[Directions for this task] Each entry must appear again exactly as it does in the source.

Collected data entries
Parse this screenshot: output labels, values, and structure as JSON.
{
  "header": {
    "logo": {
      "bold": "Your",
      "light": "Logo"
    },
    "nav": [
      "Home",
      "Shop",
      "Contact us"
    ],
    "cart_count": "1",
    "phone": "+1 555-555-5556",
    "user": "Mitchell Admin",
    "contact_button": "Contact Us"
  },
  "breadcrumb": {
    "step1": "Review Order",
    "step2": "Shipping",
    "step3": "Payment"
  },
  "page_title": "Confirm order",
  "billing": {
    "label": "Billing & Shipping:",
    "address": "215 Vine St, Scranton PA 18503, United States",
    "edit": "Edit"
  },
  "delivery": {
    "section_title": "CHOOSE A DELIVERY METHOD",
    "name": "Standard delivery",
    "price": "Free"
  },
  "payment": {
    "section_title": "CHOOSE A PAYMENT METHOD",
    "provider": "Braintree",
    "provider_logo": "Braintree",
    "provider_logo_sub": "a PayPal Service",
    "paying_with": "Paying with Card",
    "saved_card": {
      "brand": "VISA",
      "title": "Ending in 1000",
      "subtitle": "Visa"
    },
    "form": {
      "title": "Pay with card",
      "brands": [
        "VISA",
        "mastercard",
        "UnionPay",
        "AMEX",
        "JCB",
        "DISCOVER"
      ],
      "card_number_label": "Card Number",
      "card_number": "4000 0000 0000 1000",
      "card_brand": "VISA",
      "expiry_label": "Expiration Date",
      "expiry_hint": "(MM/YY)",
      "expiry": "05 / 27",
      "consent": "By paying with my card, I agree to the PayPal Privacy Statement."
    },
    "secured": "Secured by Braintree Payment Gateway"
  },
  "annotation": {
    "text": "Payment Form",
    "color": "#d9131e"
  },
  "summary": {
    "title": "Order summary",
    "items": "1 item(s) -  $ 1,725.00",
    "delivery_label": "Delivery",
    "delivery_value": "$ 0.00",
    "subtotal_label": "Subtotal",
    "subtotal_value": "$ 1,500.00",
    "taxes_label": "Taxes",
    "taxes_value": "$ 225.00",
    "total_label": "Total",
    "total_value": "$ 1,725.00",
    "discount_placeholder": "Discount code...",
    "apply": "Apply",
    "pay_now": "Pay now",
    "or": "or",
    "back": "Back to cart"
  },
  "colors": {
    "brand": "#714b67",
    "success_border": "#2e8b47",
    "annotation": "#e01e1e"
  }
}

[Response]
Parse this screenshot: output labels, values, and structure as JSON.
{
  "header": {
    "logo": {
      "bold": "Your",
      "light": "Logo"
    },
    "nav": [
      "Home",
      "Shop",
      "Contact us"
    ],
    "cart_count": "1",
    "phone": "+1 555-555-5556",
    "user": "Mitchell Admin",
    "contact_button": "Contact Us"
  },
  "breadcrumb": {
    "step1": "Review Order",
    "step2": "Shipping",
    "step3": "Payment"
  },
  "page_title": "Confirm order",
  "billing": {
    "label": "Billing & Shipping:",
    "address": "215 Vine St, Scranton PA 18503, United States",
    "edit": "Edit"
  },
  "delivery": {
    "section_title": "CHOOSE A DELIVERY METHOD",
    "name": "Standard delivery",
    "price": "Free"
  },
  "payment": {
    "section_title": "CHOOSE A PAYMENT METHOD",
    "provider": "Braintree",
    "provider_logo": "Braintree",
    "provider_logo_sub": "a PayPal Service",
    "paying_with": "Paying with Card",
    "saved_card": {
      "brand": "VISA",
      "title": "Ending in 1000",
      "subtitle": "Visa"
    },
    "form": {
      "title": "Pay with card",
      "brands": [
        "VISA",
        "mastercard",
        "UnionPay",
        "AMEX",
        "JCB",
        "DISCOVER"
      ],
      "card_number_label": "Card Number",
      "card_number": "4000 0000 0000 1000",
      "card_brand": "VISA",
      "expiry_label": "Expiration Date",
      "expiry_hint": "(MM/YY)",
      "expiry": "05 / 27",
      "consent": "By paying with my card, I agree to the PayPal Privacy Statement."
    },
    "secured": "Secured by Braintree Payment Gateway"
  },
  "annotation": {
    "text": "Payment Form",
    "color": "#d9131e"
  },
  "summary": {
    "title": "Order summary",
    "items": "1 item(s) -  $ 1,725.00",
    "delivery_label": "Delivery",
    "delivery_value": "$ 0.00",
    "subtotal_label": "Subtotal",
    "subtotal_value": "$ 1,500.00",
    "taxes_label": "Taxes",
    "taxes_value": "$ 225.00",
    "total_label": "Total",
    "total_value": "$ 1,725.00",
    "discount_placeholder": "Discount code...",
    "apply": "Apply",
    "pay_now": "Pay now",
    "or": "or",
    "back": "Back to cart"
  },
  "colors": {
    "brand": "#714b67",
    "success_border": "#2e8b47",
    "annotation": "#e01e1e"
  }
}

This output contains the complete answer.